§ **Task statement**
Extract each record and reproduce it exactly.

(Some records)
== == ==
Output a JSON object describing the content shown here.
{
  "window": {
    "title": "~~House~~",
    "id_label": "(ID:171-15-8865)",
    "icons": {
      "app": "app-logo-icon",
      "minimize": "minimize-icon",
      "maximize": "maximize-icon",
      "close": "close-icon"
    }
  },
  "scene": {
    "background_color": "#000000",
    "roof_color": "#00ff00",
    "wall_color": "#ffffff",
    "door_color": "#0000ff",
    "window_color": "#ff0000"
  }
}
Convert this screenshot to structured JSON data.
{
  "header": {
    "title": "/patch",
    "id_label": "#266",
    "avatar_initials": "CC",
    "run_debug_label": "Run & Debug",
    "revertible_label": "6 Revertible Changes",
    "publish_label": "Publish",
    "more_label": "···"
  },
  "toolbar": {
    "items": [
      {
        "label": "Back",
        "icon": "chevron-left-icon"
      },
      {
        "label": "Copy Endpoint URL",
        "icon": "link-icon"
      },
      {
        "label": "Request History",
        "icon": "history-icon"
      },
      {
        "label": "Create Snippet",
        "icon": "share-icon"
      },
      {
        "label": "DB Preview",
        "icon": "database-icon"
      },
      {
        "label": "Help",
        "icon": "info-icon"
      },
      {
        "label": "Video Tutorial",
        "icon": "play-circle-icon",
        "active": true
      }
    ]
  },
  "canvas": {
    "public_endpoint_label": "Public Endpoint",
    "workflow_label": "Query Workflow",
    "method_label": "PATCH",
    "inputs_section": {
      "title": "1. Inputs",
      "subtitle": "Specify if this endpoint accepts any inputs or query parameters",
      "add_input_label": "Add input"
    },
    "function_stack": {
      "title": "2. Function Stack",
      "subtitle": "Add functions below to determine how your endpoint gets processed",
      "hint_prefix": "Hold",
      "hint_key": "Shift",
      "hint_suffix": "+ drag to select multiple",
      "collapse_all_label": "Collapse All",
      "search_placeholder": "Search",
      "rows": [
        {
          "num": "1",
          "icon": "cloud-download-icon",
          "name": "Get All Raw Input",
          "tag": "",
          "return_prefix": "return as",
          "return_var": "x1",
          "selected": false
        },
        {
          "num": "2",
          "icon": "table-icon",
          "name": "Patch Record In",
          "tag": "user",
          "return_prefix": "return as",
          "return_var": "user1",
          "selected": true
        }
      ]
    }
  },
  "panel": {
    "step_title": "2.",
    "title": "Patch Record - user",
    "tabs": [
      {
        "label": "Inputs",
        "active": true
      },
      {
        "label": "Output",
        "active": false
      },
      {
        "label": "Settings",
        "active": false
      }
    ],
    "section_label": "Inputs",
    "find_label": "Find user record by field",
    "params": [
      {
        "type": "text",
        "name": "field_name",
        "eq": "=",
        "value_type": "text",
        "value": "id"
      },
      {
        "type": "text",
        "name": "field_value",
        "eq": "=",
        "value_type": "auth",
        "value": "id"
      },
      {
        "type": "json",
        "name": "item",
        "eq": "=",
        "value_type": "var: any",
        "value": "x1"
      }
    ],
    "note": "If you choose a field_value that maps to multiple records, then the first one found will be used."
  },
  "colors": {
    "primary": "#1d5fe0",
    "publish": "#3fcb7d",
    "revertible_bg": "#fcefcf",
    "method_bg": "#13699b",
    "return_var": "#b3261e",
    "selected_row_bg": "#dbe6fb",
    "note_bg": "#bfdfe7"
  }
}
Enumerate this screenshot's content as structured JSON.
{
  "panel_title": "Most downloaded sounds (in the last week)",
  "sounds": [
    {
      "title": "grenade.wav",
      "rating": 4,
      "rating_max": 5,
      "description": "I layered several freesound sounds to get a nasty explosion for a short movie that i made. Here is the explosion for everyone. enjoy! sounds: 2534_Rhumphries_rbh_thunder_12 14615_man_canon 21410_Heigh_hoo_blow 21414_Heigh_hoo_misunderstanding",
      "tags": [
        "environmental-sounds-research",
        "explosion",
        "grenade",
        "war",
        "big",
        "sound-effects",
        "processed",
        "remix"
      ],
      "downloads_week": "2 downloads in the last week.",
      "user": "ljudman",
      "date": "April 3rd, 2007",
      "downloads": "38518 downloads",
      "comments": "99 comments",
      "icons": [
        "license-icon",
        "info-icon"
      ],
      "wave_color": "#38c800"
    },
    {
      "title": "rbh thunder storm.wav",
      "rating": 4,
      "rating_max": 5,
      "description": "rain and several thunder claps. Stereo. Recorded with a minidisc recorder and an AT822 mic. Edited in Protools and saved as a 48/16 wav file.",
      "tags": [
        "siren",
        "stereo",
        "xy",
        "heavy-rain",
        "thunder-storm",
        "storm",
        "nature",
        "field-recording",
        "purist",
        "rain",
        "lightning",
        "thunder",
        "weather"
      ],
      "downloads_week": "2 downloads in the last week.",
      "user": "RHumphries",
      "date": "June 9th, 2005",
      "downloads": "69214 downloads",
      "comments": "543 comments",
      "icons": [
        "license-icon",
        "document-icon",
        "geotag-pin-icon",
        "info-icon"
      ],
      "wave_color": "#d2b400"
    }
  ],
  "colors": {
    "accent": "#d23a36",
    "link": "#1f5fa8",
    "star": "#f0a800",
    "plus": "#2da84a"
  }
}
== == ==
§ **Correct output**
Output a JSON object describing the content shown here.
{
  "window": {
    "title": "~~House~~",
    "id_label": "(ID:171-15-8865)",
    "icons": {
      "app": "app-logo-icon",
      "minimize": "minimize-icon",
      "maximize": "maximize-icon",
      "close": "close-icon"
    }
  },
  "scene": {
    "background_color": "#000000",
    "roof_color": "#00ff00",
    "wall_color": "#ffffff",
    "door_color": "#0000ff",
    "window_color": "#ff0000"
  }
}
Convert this screenshot to structured JSON data.
{
  "header": {
    "title": "/patch",
    "id_label": "#266",
    "avatar_initials": "CC",
    "run_debug_label": "Run & Debug",
    "revertible_label": "6 Revertible Changes",
    "publish_label": "Publish",
    "more_label": "···"
  },
  "toolbar": {
    "items": [
      {
        "label": "Back",
        "icon": "chevron-left-icon"
      },
      {
        "label": "Copy Endpoint URL",
        "icon": "link-icon"
      },
      {
        "label": "Request History",
        "icon": "history-icon"
      },
      {
        "label": "Create Snippet",
        "icon": "share-icon"
      },
      {
        "label": "DB Preview",
        "icon": "database-icon"
      },
      {
        "label": "Help",
        "icon": "info-icon"
      },
      {
        "label": "Video Tutorial",
        "icon": "play-circle-icon",
        "active": true
      }
    ]
  },
  "canvas": {
    "public_endpoint_label": "Public Endpoint",
    "workflow_label": "Query Workflow",
    "method_label": "PATCH",
    "inputs_section": {
      "title": "1. Inputs",
      "subtitle": "Specify if this endpoint accepts any inputs or query parameters",
      "add_input_label": "Add input"
    },
    "function_stack": {
      "title": "2. Function Stack",
      "subtitle": "Add functions below to determine how your endpoint gets processed",
      "hint_prefix": "Hold",
      "hint_key": "Shift",
      "hint_suffix": "+ drag to select multiple",
      "collapse_all_label": "Collapse All",
      "search_placeholder": "Search",
      "rows": [
        {
          "num": "1",
          "icon": "cloud-download-icon",
          "name": "Get All Raw Input",
          "tag": "",
          "return_prefix": "return as",
          "return_var": "x1",
          "selected": false
        },
        {
          "num": "2",
          "icon": "table-icon",
          "name": "Patch Record In",
          "tag": "user",
          "return_prefix": "return as",
          "return_var": "user1",
          "selected": true
        }
      ]
    }
  },
  "panel": {
    "step_title": "2.",
    "title": "Patch Record - user",
    "tabs": [
      {
        "label": "Inputs",
        "active": true
      },
      {
        "label": "Output",
        "active": false
      },
      {
        "label": "Settings",
        "active": false
      }
    ],
    "section_label": "Inputs",
    "find_label": "Find user record by field",
    "params": [
      {
        "type": "text",
        "name": "field_name",
        "eq": "=",
        "value_type": "text",
        "value": "id"
      },
      {
        "type": "text",
        "name": "field_value",
        "eq": "=",
        "value_type": "auth",
        "value": "id"
      },
      {
        "type": "json",
        "name": "item",
        "eq": "=",
        "value_type": "var: any",
        "value": "x1"
      }
    ],
    "note": "If you choose a field_value that maps to multiple records, then the first one found will be used."
  },
  "colors": {
    "primary": "#1d5fe0",
    "publish": "#3fcb7d",
    "revertible_bg": "#fcefcf",
    "method_bg": "#13699b",
    "return_var": "#b3261e",
    "selected_row_bg": "#dbe6fb",
    "note_bg": "#bfdfe7"
  }
}
Enumerate this screenshot's content as structured JSON.
{
  "panel_title": "Most downloaded sounds (in the last week)",
  "sounds": [
    {
      "title": "grenade.wav",
      "rating": 4,
      "rating_max": 5,
      "description": "I layered several freesound sounds to get a nasty explosion for a short movie that i made. Here is the explosion for everyone. enjoy! sounds: 2534_Rhumphries_rbh_thunder_12 14615_man_canon 21410_Heigh_hoo_blow 21414_Heigh_hoo_misunderstanding",
      "tags": [
        "environmental-sounds-research",
        "explosion",
        "grenade",
        "war",
        "big",
        "sound-effects",
        "processed",
        "remix"
      ],
      "downloads_week": "2 downloads in the last week.",
      "user": "ljudman",
      "date": "April 3rd, 2007",
      "downloads": "38518 downloads",
      "comments": "99 comments",
      "icons": [
        "license-icon",
        "info-icon"
      ],
      "wave_color": "#38c800"
    },
    {
      "title": "rbh thunder storm.wav",
      "rating": 4,
      "rating_max": 5,
      "description": "rain and several thunder claps. Stereo. Recorded with a minidisc recorder and an AT822 mic. Edited in Protools and saved as a 48/16 wav file.",
      "tags": [
        "siren",
        "stereo",
        "xy",
        "heavy-rain",
        "thunder-storm",
        "storm",
        "nature",
        "field-recording",
        "purist",
        "rain",
        "lightning",
        "thunder",
        "weather"
      ],
      "downloads_week": "2 downloads in the last week.",
      "user": "RHumphries",
      "date": "June 9th, 2005",
      "downloads": "69214 downloads",
      "comments": "543 comments",
      "icons": [
        "license-icon",
        "document-icon",
        "geotag-pin-icon",
        "info-icon"
      ],
      "wave_color": "#d2b400"
    }
  ],
  "colors": {
    "accent": "#d23a36",
    "link": "#1f5fa8",
    "star": "#f0a800",
    "plus": "#2da84a"
  }
}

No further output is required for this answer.